WHAT YOU NEED TO DO: Copy out each line below that has the word "本地磁盘" in it.

DATA LISTING:
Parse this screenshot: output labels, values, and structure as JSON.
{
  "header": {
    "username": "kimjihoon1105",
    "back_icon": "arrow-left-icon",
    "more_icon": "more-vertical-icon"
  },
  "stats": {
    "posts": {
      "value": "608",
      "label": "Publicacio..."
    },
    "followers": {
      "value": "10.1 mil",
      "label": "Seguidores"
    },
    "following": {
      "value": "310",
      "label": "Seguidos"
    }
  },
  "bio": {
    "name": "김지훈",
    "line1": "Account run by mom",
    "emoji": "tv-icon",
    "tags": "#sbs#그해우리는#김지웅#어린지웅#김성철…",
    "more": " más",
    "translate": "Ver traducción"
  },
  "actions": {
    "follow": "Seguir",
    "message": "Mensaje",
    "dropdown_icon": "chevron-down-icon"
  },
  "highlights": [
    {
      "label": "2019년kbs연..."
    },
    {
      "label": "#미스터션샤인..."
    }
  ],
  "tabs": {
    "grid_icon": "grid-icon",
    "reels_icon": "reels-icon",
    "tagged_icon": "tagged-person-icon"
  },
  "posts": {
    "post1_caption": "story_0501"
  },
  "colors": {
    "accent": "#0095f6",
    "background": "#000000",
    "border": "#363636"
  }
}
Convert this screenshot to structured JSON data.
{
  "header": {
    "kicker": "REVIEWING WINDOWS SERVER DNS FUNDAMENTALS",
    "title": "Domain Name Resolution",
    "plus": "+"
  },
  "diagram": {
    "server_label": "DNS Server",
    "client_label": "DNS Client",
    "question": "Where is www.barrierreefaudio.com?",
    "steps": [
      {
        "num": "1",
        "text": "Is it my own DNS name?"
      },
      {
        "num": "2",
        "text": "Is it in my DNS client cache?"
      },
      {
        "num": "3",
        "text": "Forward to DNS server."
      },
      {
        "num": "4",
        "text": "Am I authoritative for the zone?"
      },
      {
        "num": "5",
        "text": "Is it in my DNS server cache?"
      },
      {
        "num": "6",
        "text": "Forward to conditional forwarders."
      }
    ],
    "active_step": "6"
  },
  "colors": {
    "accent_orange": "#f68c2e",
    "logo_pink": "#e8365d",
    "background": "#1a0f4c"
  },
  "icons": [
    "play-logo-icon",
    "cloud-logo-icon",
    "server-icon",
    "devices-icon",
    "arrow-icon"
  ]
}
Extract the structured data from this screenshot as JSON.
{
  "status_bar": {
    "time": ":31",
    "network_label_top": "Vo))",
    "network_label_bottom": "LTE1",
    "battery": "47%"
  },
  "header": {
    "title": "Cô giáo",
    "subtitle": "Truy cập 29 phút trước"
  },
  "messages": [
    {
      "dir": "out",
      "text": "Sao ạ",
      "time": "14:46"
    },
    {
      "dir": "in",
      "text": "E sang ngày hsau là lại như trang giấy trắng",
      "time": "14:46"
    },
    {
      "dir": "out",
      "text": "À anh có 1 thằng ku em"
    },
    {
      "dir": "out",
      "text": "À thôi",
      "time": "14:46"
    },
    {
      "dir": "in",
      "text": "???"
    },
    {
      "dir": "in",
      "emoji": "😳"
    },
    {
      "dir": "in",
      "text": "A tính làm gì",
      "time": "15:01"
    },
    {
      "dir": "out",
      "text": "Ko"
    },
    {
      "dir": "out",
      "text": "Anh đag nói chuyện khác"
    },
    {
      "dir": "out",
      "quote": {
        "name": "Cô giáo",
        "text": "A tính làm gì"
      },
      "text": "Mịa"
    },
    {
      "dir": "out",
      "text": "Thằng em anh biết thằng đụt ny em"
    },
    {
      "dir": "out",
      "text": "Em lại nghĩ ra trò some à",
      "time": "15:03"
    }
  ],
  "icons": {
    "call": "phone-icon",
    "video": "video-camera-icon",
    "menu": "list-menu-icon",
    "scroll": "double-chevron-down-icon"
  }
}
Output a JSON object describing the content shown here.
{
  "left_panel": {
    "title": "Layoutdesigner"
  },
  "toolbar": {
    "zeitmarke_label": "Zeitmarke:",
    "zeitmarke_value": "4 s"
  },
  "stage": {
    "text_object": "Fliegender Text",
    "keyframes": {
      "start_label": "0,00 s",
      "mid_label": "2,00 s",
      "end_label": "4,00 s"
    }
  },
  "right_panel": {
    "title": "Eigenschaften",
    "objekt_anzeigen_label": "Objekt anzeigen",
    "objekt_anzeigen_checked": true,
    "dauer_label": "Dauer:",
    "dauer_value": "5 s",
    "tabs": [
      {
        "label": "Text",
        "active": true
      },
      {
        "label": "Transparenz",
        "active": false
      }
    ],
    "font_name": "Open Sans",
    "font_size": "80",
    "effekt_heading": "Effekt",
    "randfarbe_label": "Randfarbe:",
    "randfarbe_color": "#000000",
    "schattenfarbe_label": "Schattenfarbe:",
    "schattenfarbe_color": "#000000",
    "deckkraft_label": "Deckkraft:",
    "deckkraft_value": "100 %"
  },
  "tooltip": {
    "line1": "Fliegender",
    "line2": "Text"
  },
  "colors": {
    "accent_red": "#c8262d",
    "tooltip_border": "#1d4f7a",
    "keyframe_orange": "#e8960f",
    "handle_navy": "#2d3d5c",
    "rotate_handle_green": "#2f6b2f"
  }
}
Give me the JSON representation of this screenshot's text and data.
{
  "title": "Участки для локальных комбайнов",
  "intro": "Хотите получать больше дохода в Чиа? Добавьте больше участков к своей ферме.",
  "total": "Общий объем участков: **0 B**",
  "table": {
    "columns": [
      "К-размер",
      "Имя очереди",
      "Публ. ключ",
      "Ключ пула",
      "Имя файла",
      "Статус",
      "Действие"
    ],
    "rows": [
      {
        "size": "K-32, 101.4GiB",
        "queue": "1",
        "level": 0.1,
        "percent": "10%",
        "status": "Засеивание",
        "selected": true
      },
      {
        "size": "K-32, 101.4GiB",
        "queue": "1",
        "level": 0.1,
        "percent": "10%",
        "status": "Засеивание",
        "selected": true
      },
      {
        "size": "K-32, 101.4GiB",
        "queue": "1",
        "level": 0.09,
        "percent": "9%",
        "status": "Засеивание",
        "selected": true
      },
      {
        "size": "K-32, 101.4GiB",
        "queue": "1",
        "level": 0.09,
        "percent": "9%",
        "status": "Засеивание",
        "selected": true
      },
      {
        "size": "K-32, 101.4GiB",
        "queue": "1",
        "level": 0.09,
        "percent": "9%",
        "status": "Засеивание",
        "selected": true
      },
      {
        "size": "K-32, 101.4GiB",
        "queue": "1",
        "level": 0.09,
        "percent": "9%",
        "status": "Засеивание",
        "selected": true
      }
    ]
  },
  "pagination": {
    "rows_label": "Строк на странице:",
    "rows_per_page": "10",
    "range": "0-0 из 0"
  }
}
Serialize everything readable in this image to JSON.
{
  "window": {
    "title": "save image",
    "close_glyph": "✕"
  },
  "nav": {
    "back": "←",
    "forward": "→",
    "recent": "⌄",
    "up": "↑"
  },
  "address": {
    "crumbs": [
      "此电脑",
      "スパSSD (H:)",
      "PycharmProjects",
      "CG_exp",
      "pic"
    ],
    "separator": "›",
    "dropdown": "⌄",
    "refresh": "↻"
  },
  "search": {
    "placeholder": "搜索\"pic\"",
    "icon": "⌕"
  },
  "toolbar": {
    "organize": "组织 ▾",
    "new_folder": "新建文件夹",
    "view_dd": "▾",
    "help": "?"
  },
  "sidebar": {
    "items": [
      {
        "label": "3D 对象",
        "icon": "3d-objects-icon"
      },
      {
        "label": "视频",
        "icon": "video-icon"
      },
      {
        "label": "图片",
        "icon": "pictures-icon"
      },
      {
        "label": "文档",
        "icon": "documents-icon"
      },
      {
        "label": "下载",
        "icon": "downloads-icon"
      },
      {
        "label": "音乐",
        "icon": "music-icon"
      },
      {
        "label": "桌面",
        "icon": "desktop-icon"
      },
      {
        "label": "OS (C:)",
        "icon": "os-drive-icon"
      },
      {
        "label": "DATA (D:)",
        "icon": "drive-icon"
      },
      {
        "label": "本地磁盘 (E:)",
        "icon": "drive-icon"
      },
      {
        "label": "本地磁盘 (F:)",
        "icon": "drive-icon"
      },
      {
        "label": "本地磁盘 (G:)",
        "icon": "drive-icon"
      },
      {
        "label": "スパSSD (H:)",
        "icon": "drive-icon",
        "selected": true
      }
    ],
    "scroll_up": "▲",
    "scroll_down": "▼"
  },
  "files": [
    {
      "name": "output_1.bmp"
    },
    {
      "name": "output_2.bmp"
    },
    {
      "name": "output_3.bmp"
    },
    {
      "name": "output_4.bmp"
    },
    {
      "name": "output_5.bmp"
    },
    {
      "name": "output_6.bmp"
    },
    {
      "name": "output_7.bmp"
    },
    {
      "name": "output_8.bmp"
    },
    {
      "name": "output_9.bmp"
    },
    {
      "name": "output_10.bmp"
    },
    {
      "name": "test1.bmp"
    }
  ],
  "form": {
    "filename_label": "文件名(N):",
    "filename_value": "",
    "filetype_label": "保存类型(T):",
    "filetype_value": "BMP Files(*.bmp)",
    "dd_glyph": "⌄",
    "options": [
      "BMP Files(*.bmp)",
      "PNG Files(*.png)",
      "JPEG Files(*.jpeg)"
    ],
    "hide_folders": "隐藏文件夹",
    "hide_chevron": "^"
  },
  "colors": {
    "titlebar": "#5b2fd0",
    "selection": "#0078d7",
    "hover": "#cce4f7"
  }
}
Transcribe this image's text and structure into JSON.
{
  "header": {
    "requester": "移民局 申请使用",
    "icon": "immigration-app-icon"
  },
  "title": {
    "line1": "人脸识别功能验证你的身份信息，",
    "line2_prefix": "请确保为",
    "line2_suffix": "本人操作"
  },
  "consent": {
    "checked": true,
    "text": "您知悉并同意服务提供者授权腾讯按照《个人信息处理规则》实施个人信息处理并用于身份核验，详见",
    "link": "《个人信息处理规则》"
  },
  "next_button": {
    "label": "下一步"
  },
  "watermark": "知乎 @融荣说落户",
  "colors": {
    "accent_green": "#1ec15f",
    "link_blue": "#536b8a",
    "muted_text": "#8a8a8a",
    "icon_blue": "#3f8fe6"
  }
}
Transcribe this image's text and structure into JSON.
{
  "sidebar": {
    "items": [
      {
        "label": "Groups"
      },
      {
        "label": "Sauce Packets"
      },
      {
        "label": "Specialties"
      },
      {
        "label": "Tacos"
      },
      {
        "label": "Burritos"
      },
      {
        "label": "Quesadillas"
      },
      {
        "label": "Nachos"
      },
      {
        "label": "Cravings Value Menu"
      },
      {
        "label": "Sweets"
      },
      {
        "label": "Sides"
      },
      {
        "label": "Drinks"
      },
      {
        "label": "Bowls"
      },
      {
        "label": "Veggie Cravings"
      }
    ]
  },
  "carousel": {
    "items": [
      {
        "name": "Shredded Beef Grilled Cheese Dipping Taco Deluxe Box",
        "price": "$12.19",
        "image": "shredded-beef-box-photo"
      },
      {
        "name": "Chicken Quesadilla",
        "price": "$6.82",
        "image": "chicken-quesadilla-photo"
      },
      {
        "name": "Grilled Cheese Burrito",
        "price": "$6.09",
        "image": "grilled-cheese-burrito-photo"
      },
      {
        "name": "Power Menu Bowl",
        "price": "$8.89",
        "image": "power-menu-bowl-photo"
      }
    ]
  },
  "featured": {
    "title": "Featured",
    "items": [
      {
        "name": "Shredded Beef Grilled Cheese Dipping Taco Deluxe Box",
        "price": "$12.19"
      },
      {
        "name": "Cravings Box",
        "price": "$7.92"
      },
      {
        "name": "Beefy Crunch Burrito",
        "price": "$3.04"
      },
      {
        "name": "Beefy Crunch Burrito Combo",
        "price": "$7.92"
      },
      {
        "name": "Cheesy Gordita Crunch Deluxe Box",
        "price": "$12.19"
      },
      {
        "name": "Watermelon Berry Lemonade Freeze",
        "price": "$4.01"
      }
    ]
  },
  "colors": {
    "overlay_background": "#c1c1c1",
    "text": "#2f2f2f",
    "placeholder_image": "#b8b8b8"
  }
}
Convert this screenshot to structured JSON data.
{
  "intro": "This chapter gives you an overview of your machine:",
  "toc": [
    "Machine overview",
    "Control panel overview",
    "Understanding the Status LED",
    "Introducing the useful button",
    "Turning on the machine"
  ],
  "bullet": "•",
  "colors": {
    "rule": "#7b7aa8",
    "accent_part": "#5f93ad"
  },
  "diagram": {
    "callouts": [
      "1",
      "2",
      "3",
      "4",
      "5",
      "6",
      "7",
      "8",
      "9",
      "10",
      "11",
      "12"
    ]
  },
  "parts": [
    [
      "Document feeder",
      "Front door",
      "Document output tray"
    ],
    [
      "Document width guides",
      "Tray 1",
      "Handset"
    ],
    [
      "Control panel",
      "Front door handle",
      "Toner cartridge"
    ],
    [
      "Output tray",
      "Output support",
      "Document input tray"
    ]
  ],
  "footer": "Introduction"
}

FULL OUTPUT:
        "label": "本地磁盘 (E:)",
        "label": "本地磁盘 (F:)",
        "label": "本地磁盘 (G:)",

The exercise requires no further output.